Task to complete:
Copy the records that follow exactly as written, but not their pictures.
Start of Information given
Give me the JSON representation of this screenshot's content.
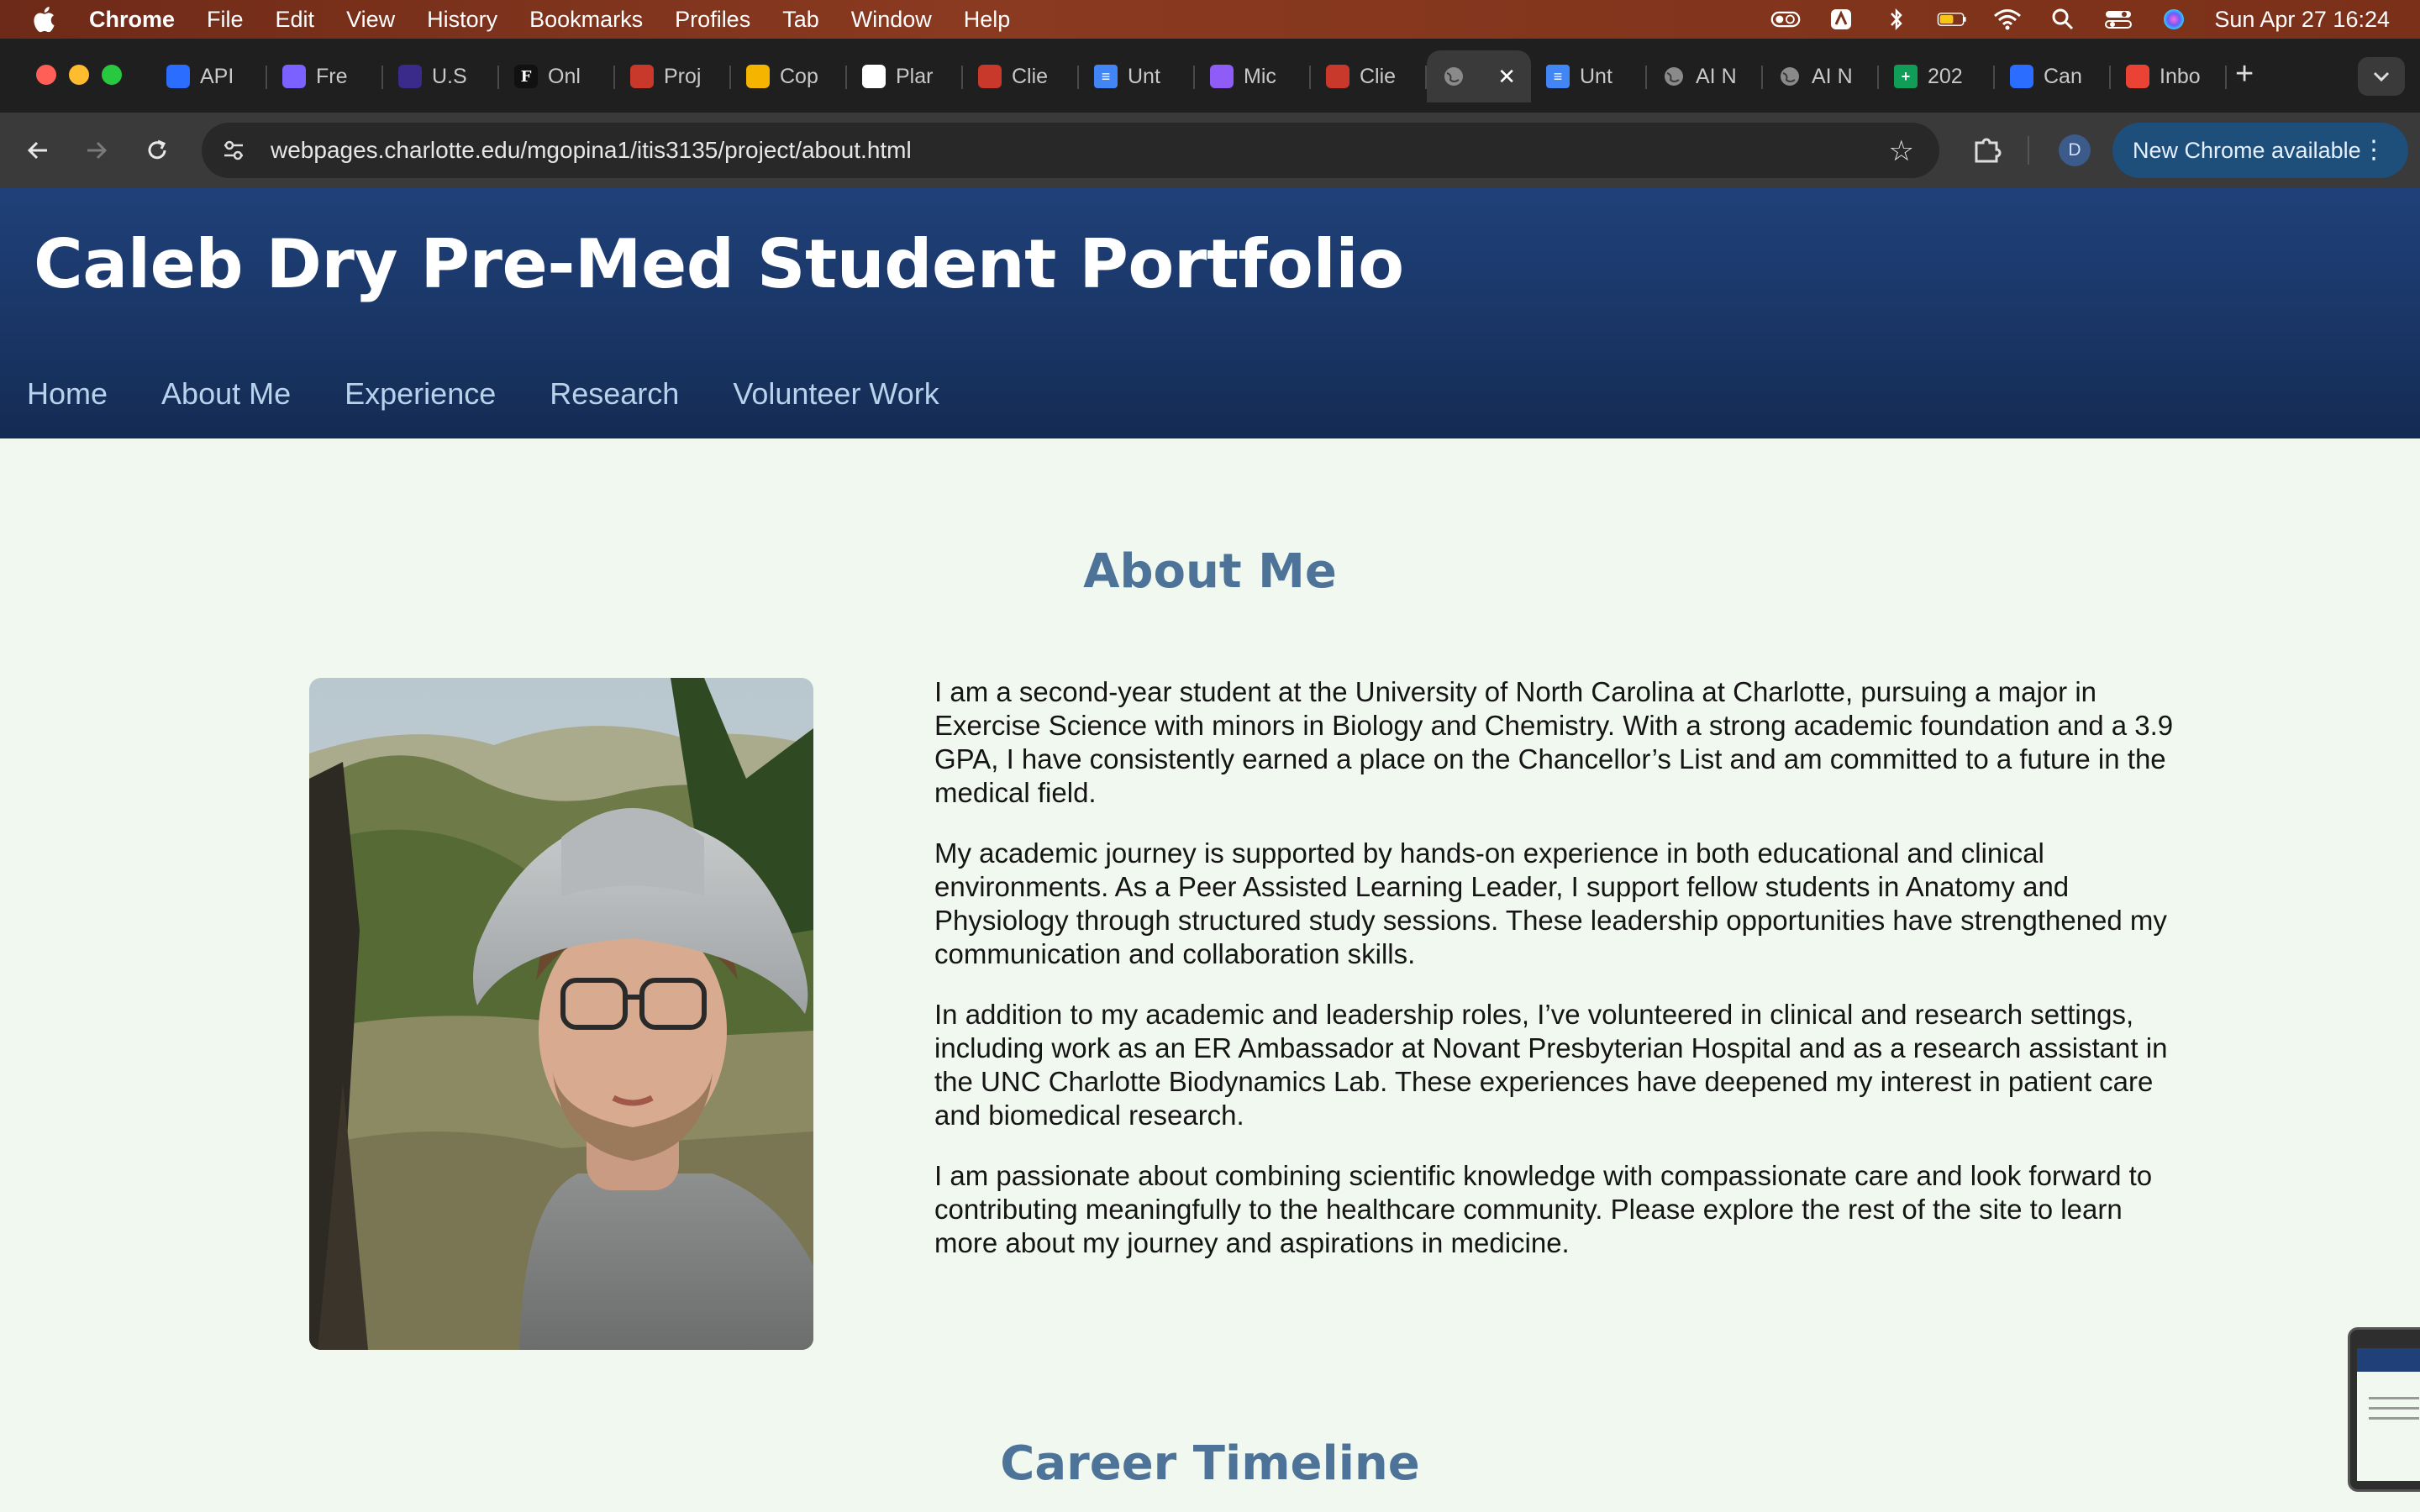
{
  "menubar": {
    "app_name": "Chrome",
    "items": [
      "File",
      "Edit",
      "View",
      "History",
      "Bookmarks",
      "Profiles",
      "Tab",
      "Window",
      "Help"
    ],
    "status_icons": [
      "control-center-icon",
      "security-icon",
      "bluetooth-icon",
      "battery-icon",
      "wifi-icon",
      "spotlight-search-icon",
      "controls-icon",
      "siri-icon"
    ],
    "clock": "Sun Apr 27  16:24"
  },
  "browser": {
    "tabs": [
      {
        "label": "API",
        "icon": "openai-icon",
        "color": "#2a6dff"
      },
      {
        "label": "Fre",
        "icon": "layers-icon",
        "color": "#7b61ff"
      },
      {
        "label": "U.S",
        "icon": "flag-icon",
        "color": "#3a2a8a"
      },
      {
        "label": "Onl",
        "icon": "letter-f-icon",
        "color": "#111111"
      },
      {
        "label": "Proj",
        "icon": "gear-logo-icon",
        "color": "#c8392b"
      },
      {
        "label": "Cop",
        "icon": "slides-icon",
        "color": "#f4b400"
      },
      {
        "label": "Plar",
        "icon": "openai-icon",
        "color": "#ffffff"
      },
      {
        "label": "Clie",
        "icon": "gear-logo-icon",
        "color": "#c8392b"
      },
      {
        "label": "Unt",
        "icon": "docs-icon",
        "color": "#4285f4"
      },
      {
        "label": "Mic",
        "icon": "copilot-icon",
        "color": "#8f5cf7"
      },
      {
        "label": "Clie",
        "icon": "gear-logo-icon",
        "color": "#c8392b"
      },
      {
        "label": "",
        "icon": "globe-icon",
        "color": "#9a9a9a",
        "active": true
      },
      {
        "label": "Unt",
        "icon": "docs-icon",
        "color": "#4285f4"
      },
      {
        "label": "AI N",
        "icon": "globe-icon",
        "color": "#9a9a9a"
      },
      {
        "label": "AI N",
        "icon": "globe-icon",
        "color": "#9a9a9a"
      },
      {
        "label": "202",
        "icon": "sheets-icon",
        "color": "#0f9d58"
      },
      {
        "label": "Can",
        "icon": "canvas-icon",
        "color": "#2a6dff"
      },
      {
        "label": "Inbo",
        "icon": "gmail-icon",
        "color": "#ea4335"
      }
    ],
    "url": "webpages.charlotte.edu/mgopina1/itis3135/project/about.html",
    "profile_initial": "D",
    "update_label": "New Chrome available"
  },
  "site": {
    "title": "Caleb Dry Pre-Med Student Portfolio",
    "nav": [
      "Home",
      "About Me",
      "Experience",
      "Research",
      "Volunteer Work"
    ],
    "about_heading": "About Me",
    "bio": [
      "I am a second-year student at the University of North Carolina at Charlotte, pursuing a major in Exercise Science with minors in Biology and Chemistry. With a strong academic foundation and a 3.9 GPA, I have consistently earned a place on the Chancellor’s List and am committed to a future in the medical field.",
      "My academic journey is supported by hands-on experience in both educational and clinical environments. As a Peer Assisted Learning Leader, I support fellow students in Anatomy and Physiology through structured study sessions. These leadership opportunities have strengthened my communication and collaboration skills.",
      "In addition to my academic and leadership roles, I’ve volunteered in clinical and research settings, including work as an ER Ambassador at Novant Presbyterian Hospital and as a research assistant in the UNC Charlotte Biodynamics Lab. These experiences have deepened my interest in patient care and biomedical research.",
      "I am passionate about combining scientific knowledge with compassionate care and look forward to contributing meaningfully to the healthcare community. Please explore the rest of the site to learn more about my journey and aspirations in medicine."
    ],
    "career_heading": "Career Timeline"
  },
  "colors": {
    "header_bg": "#1a3666",
    "nav_link": "#b9d2ec",
    "heading": "#4d7398",
    "page_bg": "#f1f8ef"
  }
}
End of Information given
Answer in full:
Give me the JSON representation of this screenshot's content.
{
  "menubar": {
    "app_name": "Chrome",
    "items": [
      "File",
      "Edit",
      "View",
      "History",
      "Bookmarks",
      "Profiles",
      "Tab",
      "Window",
      "Help"
    ],
    "status_icons": [
      "control-center-icon",
      "security-icon",
      "bluetooth-icon",
      "battery-icon",
      "wifi-icon",
      "spotlight-search-icon",
      "controls-icon",
      "siri-icon"
    ],
    "clock": "Sun Apr 27  16:24"
  },
  "browser": {
    "tabs": [
      {
        "label": "API",
        "icon": "openai-icon",
        "color": "#2a6dff"
      },
      {
        "label": "Fre",
        "icon": "layers-icon",
        "color": "#7b61ff"
      },
      {
        "label": "U.S",
        "icon": "flag-icon",
        "color": "#3a2a8a"
      },
      {
        "label": "Onl",
        "icon": "letter-f-icon",
        "color": "#111111"
      },
      {
        "label": "Proj",
        "icon": "gear-logo-icon",
        "color": "#c8392b"
      },
      {
        "label": "Cop",
        "icon": "slides-icon",
        "color": "#f4b400"
      },
      {
        "label": "Plar",
        "icon": "openai-icon",
        "color": "#ffffff"
      },
      {
        "label": "Clie",
        "icon": "gear-logo-icon",
        "color": "#c8392b"
      },
      {
        "label": "Unt",
        "icon": "docs-icon",
        "color": "#4285f4"
      },
      {
        "label": "Mic",
        "icon": "copilot-icon",
        "color": "#8f5cf7"
      },
      {
        "label": "Clie",
        "icon": "gear-logo-icon",
        "color": "#c8392b"
      },
      {
        "label": "",
        "icon": "globe-icon",
        "color": "#9a9a9a",
        "active": true
      },
      {
        "label": "Unt",
        "icon": "docs-icon",
        "color": "#4285f4"
      },
      {
        "label": "AI N",
        "icon": "globe-icon",
        "color": "#9a9a9a"
      },
      {
        "label": "AI N",
        "icon": "globe-icon",
        "color": "#9a9a9a"
      },
      {
        "label": "202",
        "icon": "sheets-icon",
        "color": "#0f9d58"
      },
      {
        "label": "Can",
        "icon": "canvas-icon",
        "color": "#2a6dff"
      },
      {
        "label": "Inbo",
        "icon": "gmail-icon",
        "color": "#ea4335"
      }
    ],
    "url": "webpages.charlotte.edu/mgopina1/itis3135/project/about.html",
    "profile_initial": "D",
    "update_label": "New Chrome available"
  },
  "site": {
    "title": "Caleb Dry Pre-Med Student Portfolio",
    "nav": [
      "Home",
      "About Me",
      "Experience",
      "Research",
      "Volunteer Work"
    ],
    "about_heading": "About Me",
    "bio": [
      "I am a second-year student at the University of North Carolina at Charlotte, pursuing a major in Exercise Science with minors in Biology and Chemistry. With a strong academic foundation and a 3.9 GPA, I have consistently earned a place on the Chancellor’s List and am committed to a future in the medical field.",
      "My academic journey is supported by hands-on experience in both educational and clinical environments. As a Peer Assisted Learning Leader, I support fellow students in Anatomy and Physiology through structured study sessions. These leadership opportunities have strengthened my communication and collaboration skills.",
      "In addition to my academic and leadership roles, I’ve volunteered in clinical and research settings, including work as an ER Ambassador at Novant Presbyterian Hospital and as a research assistant in the UNC Charlotte Biodynamics Lab. These experiences have deepened my interest in patient care and biomedical research.",
      "I am passionate about combining scientific knowledge with compassionate care and look forward to contributing meaningfully to the healthcare community. Please explore the rest of the site to learn more about my journey and aspirations in medicine."
    ],
    "career_heading": "Career Timeline"
  },
  "colors": {
    "header_bg": "#1a3666",
    "nav_link": "#b9d2ec",
    "heading": "#4d7398",
    "page_bg": "#f1f8ef"
  }
}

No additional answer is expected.